Directive => Identify all lines in the data containing the string "Height". Copy them out.

Records to process =>

·····

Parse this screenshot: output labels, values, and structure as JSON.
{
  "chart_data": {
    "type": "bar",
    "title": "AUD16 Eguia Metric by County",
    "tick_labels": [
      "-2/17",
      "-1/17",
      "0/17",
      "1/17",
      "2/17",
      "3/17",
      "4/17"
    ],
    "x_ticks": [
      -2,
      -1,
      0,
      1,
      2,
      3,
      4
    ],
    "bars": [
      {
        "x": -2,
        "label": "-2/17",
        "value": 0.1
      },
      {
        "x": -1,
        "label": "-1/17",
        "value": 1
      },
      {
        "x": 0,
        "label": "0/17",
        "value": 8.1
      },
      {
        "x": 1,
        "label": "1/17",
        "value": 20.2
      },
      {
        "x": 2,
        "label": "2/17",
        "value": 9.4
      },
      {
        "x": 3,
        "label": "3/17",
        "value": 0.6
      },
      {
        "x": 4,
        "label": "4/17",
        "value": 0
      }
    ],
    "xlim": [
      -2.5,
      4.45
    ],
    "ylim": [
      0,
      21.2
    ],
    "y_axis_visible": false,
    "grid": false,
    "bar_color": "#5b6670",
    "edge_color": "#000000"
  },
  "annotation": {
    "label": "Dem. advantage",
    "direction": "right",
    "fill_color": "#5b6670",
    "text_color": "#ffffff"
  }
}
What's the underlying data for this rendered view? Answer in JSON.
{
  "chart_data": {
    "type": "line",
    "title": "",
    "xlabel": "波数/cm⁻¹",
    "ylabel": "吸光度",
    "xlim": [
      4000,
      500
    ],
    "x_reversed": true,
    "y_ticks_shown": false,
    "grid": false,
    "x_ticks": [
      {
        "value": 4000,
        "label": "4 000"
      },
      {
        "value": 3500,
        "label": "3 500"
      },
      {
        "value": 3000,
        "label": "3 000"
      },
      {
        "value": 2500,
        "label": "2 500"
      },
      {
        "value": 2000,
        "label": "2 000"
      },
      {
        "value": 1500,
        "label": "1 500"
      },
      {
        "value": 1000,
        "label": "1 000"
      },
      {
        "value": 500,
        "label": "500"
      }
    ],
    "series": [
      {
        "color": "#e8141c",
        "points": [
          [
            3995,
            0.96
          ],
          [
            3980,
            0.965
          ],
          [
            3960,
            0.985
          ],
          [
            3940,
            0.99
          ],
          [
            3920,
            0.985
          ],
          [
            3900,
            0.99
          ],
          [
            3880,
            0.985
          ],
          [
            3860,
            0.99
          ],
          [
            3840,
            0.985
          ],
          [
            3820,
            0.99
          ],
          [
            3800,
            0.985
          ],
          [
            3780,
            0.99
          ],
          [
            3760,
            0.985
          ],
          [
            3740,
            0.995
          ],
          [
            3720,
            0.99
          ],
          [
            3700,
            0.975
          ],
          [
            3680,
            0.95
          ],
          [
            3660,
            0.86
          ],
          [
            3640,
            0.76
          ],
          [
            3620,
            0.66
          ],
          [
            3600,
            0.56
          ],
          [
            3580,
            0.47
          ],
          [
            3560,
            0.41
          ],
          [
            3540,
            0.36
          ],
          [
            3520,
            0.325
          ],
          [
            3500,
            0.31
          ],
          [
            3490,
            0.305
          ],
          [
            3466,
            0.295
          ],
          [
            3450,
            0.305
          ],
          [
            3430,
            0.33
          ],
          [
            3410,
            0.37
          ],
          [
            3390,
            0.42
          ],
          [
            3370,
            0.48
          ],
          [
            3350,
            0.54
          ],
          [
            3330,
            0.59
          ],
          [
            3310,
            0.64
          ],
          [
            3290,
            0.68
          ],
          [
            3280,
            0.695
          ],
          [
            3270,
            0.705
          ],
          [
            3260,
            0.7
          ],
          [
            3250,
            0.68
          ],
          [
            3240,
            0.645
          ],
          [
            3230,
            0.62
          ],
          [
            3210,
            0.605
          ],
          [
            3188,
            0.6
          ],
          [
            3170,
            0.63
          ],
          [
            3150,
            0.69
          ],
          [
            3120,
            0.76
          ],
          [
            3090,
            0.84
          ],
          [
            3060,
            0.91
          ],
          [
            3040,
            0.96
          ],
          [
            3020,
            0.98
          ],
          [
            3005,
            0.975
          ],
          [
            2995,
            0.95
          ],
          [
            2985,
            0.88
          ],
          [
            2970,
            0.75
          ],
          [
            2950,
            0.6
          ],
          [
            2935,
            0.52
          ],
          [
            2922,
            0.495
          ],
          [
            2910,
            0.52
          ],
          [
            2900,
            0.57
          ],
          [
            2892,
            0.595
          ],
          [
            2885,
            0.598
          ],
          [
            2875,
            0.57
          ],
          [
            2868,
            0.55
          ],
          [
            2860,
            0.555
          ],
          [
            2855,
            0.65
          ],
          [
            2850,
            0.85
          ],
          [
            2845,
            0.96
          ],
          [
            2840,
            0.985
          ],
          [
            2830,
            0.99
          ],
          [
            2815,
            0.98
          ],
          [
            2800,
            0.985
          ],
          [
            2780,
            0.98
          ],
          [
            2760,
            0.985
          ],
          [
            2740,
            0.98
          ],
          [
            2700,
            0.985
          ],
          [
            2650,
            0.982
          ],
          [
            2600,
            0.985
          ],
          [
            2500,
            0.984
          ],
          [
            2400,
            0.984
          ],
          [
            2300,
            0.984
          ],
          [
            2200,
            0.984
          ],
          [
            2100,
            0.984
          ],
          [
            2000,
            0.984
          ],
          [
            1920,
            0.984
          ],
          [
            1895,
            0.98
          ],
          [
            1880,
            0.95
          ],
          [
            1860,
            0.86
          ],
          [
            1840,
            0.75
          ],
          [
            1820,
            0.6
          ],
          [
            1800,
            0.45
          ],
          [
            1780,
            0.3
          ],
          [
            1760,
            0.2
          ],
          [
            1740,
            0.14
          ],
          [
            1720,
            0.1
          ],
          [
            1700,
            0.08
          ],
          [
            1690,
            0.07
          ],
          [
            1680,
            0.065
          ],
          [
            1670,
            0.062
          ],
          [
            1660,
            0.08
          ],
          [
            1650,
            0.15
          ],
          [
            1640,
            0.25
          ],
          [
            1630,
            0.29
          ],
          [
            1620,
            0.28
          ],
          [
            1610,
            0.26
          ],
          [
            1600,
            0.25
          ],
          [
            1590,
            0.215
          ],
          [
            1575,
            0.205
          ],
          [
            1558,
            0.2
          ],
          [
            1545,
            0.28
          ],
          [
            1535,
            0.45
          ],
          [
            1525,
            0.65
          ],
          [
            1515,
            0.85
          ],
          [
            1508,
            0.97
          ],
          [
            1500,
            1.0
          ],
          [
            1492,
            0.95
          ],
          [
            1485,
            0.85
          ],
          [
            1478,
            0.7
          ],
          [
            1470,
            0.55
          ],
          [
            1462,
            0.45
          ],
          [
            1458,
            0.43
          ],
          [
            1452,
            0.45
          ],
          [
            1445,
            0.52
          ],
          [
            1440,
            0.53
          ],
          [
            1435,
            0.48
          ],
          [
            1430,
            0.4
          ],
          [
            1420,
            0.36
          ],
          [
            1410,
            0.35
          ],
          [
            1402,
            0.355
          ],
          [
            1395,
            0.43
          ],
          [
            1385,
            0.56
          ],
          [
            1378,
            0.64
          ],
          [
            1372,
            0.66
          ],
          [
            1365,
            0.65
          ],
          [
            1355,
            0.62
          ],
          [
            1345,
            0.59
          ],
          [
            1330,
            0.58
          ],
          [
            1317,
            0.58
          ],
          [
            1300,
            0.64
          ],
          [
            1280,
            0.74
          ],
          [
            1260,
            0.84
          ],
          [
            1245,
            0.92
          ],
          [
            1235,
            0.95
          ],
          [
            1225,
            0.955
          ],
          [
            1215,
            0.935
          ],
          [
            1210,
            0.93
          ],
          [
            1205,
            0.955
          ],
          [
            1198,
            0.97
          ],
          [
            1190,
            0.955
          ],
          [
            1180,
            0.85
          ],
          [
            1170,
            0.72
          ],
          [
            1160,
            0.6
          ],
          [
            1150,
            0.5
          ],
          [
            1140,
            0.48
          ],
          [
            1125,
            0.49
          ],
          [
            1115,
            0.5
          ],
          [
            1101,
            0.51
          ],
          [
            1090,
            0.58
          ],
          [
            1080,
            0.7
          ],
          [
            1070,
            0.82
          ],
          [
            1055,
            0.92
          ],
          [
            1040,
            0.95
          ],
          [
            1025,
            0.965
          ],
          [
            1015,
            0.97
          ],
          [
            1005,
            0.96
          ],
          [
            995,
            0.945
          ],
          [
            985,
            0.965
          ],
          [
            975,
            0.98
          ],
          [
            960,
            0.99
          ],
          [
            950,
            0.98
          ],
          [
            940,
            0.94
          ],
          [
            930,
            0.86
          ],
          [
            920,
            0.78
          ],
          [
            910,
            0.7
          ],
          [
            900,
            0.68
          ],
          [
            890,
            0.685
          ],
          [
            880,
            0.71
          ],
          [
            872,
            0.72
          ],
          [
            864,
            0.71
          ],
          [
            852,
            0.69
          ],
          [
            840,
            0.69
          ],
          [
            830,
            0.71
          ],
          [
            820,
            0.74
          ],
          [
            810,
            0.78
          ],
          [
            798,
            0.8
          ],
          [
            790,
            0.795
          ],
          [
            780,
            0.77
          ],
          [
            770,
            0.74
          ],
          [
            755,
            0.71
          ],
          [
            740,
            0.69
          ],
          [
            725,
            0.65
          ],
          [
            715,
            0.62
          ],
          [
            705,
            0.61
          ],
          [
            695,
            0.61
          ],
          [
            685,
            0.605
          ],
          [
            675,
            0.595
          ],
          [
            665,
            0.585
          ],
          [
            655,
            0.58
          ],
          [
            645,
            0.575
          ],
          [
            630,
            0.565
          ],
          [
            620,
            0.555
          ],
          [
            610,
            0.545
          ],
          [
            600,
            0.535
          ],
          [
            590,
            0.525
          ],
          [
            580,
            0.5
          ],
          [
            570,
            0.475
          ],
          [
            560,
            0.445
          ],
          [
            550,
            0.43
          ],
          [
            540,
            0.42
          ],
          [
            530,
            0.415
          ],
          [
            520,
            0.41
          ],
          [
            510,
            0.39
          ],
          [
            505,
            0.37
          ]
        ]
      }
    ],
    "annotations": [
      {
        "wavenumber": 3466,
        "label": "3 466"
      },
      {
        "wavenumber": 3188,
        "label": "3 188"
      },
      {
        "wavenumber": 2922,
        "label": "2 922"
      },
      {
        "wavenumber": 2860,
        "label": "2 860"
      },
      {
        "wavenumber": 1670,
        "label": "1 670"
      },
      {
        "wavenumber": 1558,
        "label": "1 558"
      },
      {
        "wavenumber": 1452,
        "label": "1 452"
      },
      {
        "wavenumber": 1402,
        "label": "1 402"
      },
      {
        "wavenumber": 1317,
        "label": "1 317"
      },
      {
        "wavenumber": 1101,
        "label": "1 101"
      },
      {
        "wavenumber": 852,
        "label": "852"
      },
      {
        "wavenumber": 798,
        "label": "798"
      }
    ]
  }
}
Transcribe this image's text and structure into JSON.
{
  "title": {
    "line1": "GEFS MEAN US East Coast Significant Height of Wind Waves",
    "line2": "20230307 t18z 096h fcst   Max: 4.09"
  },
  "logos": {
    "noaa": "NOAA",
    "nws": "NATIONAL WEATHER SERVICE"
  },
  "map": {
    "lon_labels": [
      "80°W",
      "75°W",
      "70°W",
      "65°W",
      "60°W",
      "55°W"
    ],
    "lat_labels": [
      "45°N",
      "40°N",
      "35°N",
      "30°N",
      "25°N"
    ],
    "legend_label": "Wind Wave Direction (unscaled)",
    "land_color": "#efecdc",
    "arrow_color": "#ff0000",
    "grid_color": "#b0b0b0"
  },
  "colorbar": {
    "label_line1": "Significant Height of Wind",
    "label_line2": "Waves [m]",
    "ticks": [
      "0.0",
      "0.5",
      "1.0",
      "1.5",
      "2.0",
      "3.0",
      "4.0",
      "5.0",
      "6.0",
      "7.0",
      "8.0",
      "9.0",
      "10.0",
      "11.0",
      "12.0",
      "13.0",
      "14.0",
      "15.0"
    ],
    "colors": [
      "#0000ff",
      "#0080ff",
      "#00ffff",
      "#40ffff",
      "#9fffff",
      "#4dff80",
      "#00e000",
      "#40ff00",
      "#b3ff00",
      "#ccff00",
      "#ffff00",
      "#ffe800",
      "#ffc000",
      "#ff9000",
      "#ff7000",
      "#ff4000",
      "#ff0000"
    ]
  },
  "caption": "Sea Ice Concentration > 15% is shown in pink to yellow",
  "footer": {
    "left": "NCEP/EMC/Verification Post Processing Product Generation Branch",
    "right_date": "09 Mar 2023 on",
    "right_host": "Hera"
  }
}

·····

In response =>
    "line1": "GEFS MEAN US East Coast Significant Height of Wind Waves",
    "label_line1": "Significant Height of Wind",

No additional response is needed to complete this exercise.